---------- Data supplied ----------

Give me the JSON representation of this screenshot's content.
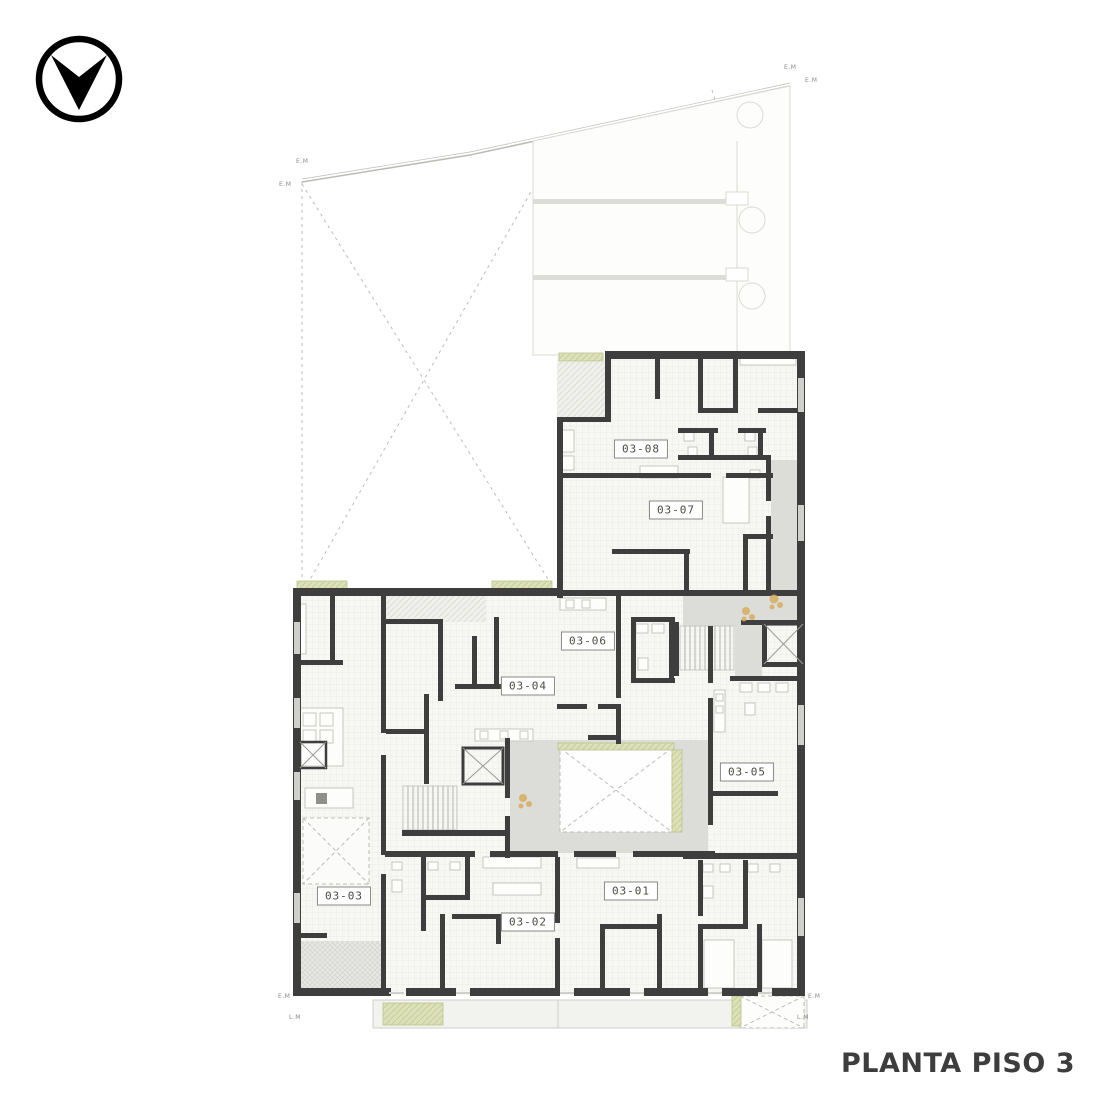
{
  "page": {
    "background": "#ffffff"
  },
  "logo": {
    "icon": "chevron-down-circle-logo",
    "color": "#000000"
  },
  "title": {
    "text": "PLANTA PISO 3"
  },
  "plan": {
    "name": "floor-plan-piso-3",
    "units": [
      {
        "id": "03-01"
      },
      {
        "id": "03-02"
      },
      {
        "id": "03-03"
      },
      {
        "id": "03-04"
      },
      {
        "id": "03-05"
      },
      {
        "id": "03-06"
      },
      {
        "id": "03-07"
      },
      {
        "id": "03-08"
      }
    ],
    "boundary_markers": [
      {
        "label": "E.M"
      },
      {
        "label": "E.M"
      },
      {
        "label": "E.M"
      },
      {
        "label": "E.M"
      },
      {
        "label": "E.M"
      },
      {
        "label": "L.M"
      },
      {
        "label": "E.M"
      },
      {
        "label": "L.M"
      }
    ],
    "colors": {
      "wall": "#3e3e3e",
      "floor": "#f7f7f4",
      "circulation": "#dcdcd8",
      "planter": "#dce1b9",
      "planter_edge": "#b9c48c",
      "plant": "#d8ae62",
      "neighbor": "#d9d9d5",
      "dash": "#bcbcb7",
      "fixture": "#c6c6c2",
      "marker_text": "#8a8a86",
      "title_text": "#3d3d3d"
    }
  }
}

----------

Working from the lines above, reproduce the material exactly and exclude its pictures.

Give me the JSON representation of this screenshot's content.
{
  "page": {
    "background": "#ffffff"
  },
  "logo": {
    "icon": "chevron-down-circle-logo",
    "color": "#000000"
  },
  "title": {
    "text": "PLANTA PISO 3"
  },
  "plan": {
    "name": "floor-plan-piso-3",
    "units": [
      {
        "id": "03-01"
      },
      {
        "id": "03-02"
      },
      {
        "id": "03-03"
      },
      {
        "id": "03-04"
      },
      {
        "id": "03-05"
      },
      {
        "id": "03-06"
      },
      {
        "id": "03-07"
      },
      {
        "id": "03-08"
      }
    ],
    "boundary_markers": [
      {
        "label": "E.M"
      },
      {
        "label": "E.M"
      },
      {
        "label": "E.M"
      },
      {
        "label": "E.M"
      },
      {
        "label": "E.M"
      },
      {
        "label": "L.M"
      },
      {
        "label": "E.M"
      },
      {
        "label": "L.M"
      }
    ],
    "colors": {
      "wall": "#3e3e3e",
      "floor": "#f7f7f4",
      "circulation": "#dcdcd8",
      "planter": "#dce1b9",
      "planter_edge": "#b9c48c",
      "plant": "#d8ae62",
      "neighbor": "#d9d9d5",
      "dash": "#bcbcb7",
      "fixture": "#c6c6c2",
      "marker_text": "#8a8a86",
      "title_text": "#3d3d3d"
    }
  }
}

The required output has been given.